> DESCRIPTION OF THE TASK: Copy out all the entries exactly.

> INPUT FOR THIS TASK:
(begin)

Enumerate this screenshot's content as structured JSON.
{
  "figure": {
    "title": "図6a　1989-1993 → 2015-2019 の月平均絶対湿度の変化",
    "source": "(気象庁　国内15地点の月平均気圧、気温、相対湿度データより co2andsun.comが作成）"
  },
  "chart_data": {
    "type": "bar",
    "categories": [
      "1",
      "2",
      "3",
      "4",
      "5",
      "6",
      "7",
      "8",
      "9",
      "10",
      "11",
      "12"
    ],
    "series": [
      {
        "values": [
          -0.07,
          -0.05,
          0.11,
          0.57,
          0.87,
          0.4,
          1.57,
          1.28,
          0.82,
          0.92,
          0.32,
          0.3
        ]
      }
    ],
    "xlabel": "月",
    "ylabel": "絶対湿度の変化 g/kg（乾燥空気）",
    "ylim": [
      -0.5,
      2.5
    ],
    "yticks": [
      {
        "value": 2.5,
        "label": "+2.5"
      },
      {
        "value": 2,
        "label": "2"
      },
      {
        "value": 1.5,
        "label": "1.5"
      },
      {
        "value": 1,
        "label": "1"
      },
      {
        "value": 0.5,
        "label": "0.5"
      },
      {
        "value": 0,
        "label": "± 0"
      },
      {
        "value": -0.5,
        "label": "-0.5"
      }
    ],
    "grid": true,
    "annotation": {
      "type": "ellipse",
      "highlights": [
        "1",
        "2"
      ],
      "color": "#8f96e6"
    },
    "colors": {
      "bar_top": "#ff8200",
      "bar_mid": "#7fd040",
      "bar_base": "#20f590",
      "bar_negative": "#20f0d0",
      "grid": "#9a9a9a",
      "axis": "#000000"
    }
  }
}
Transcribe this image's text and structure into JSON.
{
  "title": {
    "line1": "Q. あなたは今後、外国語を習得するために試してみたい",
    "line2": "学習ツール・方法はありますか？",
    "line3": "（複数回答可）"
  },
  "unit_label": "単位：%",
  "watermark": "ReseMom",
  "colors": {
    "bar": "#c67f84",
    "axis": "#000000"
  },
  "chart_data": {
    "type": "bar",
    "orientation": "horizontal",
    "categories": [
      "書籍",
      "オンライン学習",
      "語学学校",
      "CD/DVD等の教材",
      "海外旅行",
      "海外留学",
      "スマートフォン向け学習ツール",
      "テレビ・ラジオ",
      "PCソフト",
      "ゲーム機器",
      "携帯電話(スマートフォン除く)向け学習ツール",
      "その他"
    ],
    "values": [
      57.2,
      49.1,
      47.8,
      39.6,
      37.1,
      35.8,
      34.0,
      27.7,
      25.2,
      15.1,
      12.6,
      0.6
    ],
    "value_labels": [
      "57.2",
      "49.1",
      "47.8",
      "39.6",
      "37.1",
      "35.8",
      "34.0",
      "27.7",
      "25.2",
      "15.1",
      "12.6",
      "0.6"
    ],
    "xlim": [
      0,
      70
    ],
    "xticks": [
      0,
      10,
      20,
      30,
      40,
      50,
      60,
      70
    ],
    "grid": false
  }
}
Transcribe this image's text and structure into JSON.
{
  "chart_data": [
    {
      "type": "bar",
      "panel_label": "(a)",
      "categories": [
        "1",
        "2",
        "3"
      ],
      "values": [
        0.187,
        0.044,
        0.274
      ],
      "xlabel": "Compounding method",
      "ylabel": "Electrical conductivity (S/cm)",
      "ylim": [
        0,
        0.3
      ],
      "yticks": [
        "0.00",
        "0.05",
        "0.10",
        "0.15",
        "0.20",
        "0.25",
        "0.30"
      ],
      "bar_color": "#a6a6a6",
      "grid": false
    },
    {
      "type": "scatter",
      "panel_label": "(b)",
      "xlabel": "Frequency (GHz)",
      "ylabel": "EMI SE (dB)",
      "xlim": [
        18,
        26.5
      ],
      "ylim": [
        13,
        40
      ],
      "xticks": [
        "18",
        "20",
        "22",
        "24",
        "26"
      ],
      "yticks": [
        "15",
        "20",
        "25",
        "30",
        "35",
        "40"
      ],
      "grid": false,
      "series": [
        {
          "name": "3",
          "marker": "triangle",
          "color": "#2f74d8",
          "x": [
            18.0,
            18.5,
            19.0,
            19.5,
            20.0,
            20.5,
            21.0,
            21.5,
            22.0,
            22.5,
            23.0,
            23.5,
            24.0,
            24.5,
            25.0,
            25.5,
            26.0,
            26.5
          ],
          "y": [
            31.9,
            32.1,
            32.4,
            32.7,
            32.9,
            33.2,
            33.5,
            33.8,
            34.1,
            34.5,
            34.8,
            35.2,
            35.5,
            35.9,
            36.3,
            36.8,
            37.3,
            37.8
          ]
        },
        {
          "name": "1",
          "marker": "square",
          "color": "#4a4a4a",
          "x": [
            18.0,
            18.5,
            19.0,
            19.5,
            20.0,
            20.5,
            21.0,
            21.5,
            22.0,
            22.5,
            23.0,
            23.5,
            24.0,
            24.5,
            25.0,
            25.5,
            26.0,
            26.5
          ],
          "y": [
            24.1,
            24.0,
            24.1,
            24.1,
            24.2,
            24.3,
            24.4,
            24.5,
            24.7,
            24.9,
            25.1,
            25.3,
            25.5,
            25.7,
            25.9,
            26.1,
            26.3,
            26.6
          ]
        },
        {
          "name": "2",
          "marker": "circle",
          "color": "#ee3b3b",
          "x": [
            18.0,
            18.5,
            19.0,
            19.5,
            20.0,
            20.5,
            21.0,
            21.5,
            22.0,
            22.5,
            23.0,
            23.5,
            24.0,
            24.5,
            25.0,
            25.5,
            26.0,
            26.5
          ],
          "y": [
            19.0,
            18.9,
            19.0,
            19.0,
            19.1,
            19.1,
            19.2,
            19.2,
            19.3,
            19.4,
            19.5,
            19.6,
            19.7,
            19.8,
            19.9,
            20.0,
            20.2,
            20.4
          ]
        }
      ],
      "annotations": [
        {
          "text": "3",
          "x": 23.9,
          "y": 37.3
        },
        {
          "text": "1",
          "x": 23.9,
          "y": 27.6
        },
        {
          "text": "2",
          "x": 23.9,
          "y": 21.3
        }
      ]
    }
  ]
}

(end)

> ANSWER:
Enumerate this screenshot's content as structured JSON.
{
  "figure": {
    "title": "図6a　1989-1993 → 2015-2019 の月平均絶対湿度の変化",
    "source": "(気象庁　国内15地点の月平均気圧、気温、相対湿度データより co2andsun.comが作成）"
  },
  "chart_data": {
    "type": "bar",
    "categories": [
      "1",
      "2",
      "3",
      "4",
      "5",
      "6",
      "7",
      "8",
      "9",
      "10",
      "11",
      "12"
    ],
    "series": [
      {
        "values": [
          -0.07,
          -0.05,
          0.11,
          0.57,
          0.87,
          0.4,
          1.57,
          1.28,
          0.82,
          0.92,
          0.32,
          0.3
        ]
      }
    ],
    "xlabel": "月",
    "ylabel": "絶対湿度の変化 g/kg（乾燥空気）",
    "ylim": [
      -0.5,
      2.5
    ],
    "yticks": [
      {
        "value": 2.5,
        "label": "+2.5"
      },
      {
        "value": 2,
        "label": "2"
      },
      {
        "value": 1.5,
        "label": "1.5"
      },
      {
        "value": 1,
        "label": "1"
      },
      {
        "value": 0.5,
        "label": "0.5"
      },
      {
        "value": 0,
        "label": "± 0"
      },
      {
        "value": -0.5,
        "label": "-0.5"
      }
    ],
    "grid": true,
    "annotation": {
      "type": "ellipse",
      "highlights": [
        "1",
        "2"
      ],
      "color": "#8f96e6"
    },
    "colors": {
      "bar_top": "#ff8200",
      "bar_mid": "#7fd040",
      "bar_base": "#20f590",
      "bar_negative": "#20f0d0",
      "grid": "#9a9a9a",
      "axis": "#000000"
    }
  }
}
Transcribe this image's text and structure into JSON.
{
  "title": {
    "line1": "Q. あなたは今後、外国語を習得するために試してみたい",
    "line2": "学習ツール・方法はありますか？",
    "line3": "（複数回答可）"
  },
  "unit_label": "単位：%",
  "watermark": "ReseMom",
  "colors": {
    "bar": "#c67f84",
    "axis": "#000000"
  },
  "chart_data": {
    "type": "bar",
    "orientation": "horizontal",
    "categories": [
      "書籍",
      "オンライン学習",
      "語学学校",
      "CD/DVD等の教材",
      "海外旅行",
      "海外留学",
      "スマートフォン向け学習ツール",
      "テレビ・ラジオ",
      "PCソフト",
      "ゲーム機器",
      "携帯電話(スマートフォン除く)向け学習ツール",
      "その他"
    ],
    "values": [
      57.2,
      49.1,
      47.8,
      39.6,
      37.1,
      35.8,
      34.0,
      27.7,
      25.2,
      15.1,
      12.6,
      0.6
    ],
    "value_labels": [
      "57.2",
      "49.1",
      "47.8",
      "39.6",
      "37.1",
      "35.8",
      "34.0",
      "27.7",
      "25.2",
      "15.1",
      "12.6",
      "0.6"
    ],
    "xlim": [
      0,
      70
    ],
    "xticks": [
      0,
      10,
      20,
      30,
      40,
      50,
      60,
      70
    ],
    "grid": false
  }
}
Transcribe this image's text and structure into JSON.
{
  "chart_data": [
    {
      "type": "bar",
      "panel_label": "(a)",
      "categories": [
        "1",
        "2",
        "3"
      ],
      "values": [
        0.187,
        0.044,
        0.274
      ],
      "xlabel": "Compounding method",
      "ylabel": "Electrical conductivity (S/cm)",
      "ylim": [
        0,
        0.3
      ],
      "yticks": [
        "0.00",
        "0.05",
        "0.10",
        "0.15",
        "0.20",
        "0.25",
        "0.30"
      ],
      "bar_color": "#a6a6a6",
      "grid": false
    },
    {
      "type": "scatter",
      "panel_label": "(b)",
      "xlabel": "Frequency (GHz)",
      "ylabel": "EMI SE (dB)",
      "xlim": [
        18,
        26.5
      ],
      "ylim": [
        13,
        40
      ],
      "xticks": [
        "18",
        "20",
        "22",
        "24",
        "26"
      ],
      "yticks": [
        "15",
        "20",
        "25",
        "30",
        "35",
        "40"
      ],
      "grid": false,
      "series": [
        {
          "name": "3",
          "marker": "triangle",
          "color": "#2f74d8",
          "x": [
            18.0,
            18.5,
            19.0,
            19.5,
            20.0,
            20.5,
            21.0,
            21.5,
            22.0,
            22.5,
            23.0,
            23.5,
            24.0,
            24.5,
            25.0,
            25.5,
            26.0,
            26.5
          ],
          "y": [
            31.9,
            32.1,
            32.4,
            32.7,
            32.9,
            33.2,
            33.5,
            33.8,
            34.1,
            34.5,
            34.8,
            35.2,
            35.5,
            35.9,
            36.3,
            36.8,
            37.3,
            37.8
          ]
        },
        {
          "name": "1",
          "marker": "square",
          "color": "#4a4a4a",
          "x": [
            18.0,
            18.5,
            19.0,
            19.5,
            20.0,
            20.5,
            21.0,
            21.5,
            22.0,
            22.5,
            23.0,
            23.5,
            24.0,
            24.5,
            25.0,
            25.5,
            26.0,
            26.5
          ],
          "y": [
            24.1,
            24.0,
            24.1,
            24.1,
            24.2,
            24.3,
            24.4,
            24.5,
            24.7,
            24.9,
            25.1,
            25.3,
            25.5,
            25.7,
            25.9,
            26.1,
            26.3,
            26.6
          ]
        },
        {
          "name": "2",
          "marker": "circle",
          "color": "#ee3b3b",
          "x": [
            18.0,
            18.5,
            19.0,
            19.5,
            20.0,
            20.5,
            21.0,
            21.5,
            22.0,
            22.5,
            23.0,
            23.5,
            24.0,
            24.5,
            25.0,
            25.5,
            26.0,
            26.5
          ],
          "y": [
            19.0,
            18.9,
            19.0,
            19.0,
            19.1,
            19.1,
            19.2,
            19.2,
            19.3,
            19.4,
            19.5,
            19.6,
            19.7,
            19.8,
            19.9,
            20.0,
            20.2,
            20.4
          ]
        }
      ],
      "annotations": [
        {
          "text": "3",
          "x": 23.9,
          "y": 37.3
        },
        {
          "text": "1",
          "x": 23.9,
          "y": 27.6
        },
        {
          "text": "2",
          "x": 23.9,
          "y": 21.3
        }
      ]
    }
  ]
}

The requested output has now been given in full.